» Set task: Output an exact reproduction of the data.

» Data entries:
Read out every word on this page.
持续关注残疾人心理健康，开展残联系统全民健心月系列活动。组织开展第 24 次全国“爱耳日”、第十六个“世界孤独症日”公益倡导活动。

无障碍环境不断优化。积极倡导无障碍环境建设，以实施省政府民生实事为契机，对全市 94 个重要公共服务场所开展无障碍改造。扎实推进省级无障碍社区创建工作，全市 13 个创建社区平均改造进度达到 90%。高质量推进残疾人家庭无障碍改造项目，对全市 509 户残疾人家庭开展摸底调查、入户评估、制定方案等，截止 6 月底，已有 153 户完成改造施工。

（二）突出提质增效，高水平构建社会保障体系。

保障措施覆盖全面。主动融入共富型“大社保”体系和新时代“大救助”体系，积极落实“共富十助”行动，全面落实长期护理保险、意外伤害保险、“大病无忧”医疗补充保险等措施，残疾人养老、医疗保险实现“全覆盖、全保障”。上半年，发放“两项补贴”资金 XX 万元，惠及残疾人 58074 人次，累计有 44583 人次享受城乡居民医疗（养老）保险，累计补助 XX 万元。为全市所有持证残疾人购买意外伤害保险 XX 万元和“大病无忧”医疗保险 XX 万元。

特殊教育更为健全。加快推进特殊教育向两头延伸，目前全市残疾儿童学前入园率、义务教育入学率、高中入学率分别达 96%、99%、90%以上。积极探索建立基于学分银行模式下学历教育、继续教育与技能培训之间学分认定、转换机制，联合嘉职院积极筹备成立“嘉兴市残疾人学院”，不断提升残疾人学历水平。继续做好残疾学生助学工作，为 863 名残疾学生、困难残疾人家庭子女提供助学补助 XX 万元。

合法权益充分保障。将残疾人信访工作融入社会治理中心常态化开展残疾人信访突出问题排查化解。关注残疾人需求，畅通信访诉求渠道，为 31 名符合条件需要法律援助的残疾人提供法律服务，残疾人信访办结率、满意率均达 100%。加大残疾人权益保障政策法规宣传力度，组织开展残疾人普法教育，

» Answer for this exercise:
Read out every word on this page.
持续关注残疾人心理健康，开展残联系统全民健心月系列活动。组织开展第 24 次全国“爱耳日”、第十六个“世界孤独症日”公益倡导活动。

无障碍环境不断优化。积极倡导无障碍环境建设，以实施省政府民生实事为契机，对全市 94 个重要公共服务场所开展无障碍改造。扎实推进省级无障碍社区创建工作，全市 13 个创建社区平均改造进度达到 90%。高质量推进残疾人家庭无障碍改造项目，对全市 509 户残疾人家庭开展摸底调查、入户评估、制定方案等，截止 6 月底，已有 153 户完成改造施工。

（二）突出提质增效，高水平构建社会保障体系。

保障措施覆盖全面。主动融入共富型“大社保”体系和新时代“大救助”体系，积极落实“共富十助”行动，全面落实长期护理保险、意外伤害保险、“大病无忧”医疗补充保险等措施，残疾人养老、医疗保险实现“全覆盖、全保障”。上半年，发放“两项补贴”资金 XX 万元，惠及残疾人 58074 人次，累计有 44583 人次享受城乡居民医疗（养老）保险，累计补助 XX 万元。为全市所有持证残疾人购买意外伤害保险 XX 万元和“大病无忧”医疗保险 XX 万元。

特殊教育更为健全。加快推进特殊教育向两头延伸，目前全市残疾儿童学前入园率、义务教育入学率、高中入学率分别达 96%、99%、90%以上。积极探索建立基于学分银行模式下学历教育、继续教育与技能培训之间学分认定、转换机制，联合嘉职院积极筹备成立“嘉兴市残疾人学院”，不断提升残疾人学历水平。继续做好残疾学生助学工作，为 863 名残疾学生、困难残疾人家庭子女提供助学补助 XX 万元。

合法权益充分保障。将残疾人信访工作融入社会治理中心常态化开展残疾人信访突出问题排查化解。关注残疾人需求，畅通信访诉求渠道，为 31 名符合条件需要法律援助的残疾人提供法律服务，残疾人信访办结率、满意率均达 100%。加大残疾人权益保障政策法规宣传力度，组织开展残疾人普法教育，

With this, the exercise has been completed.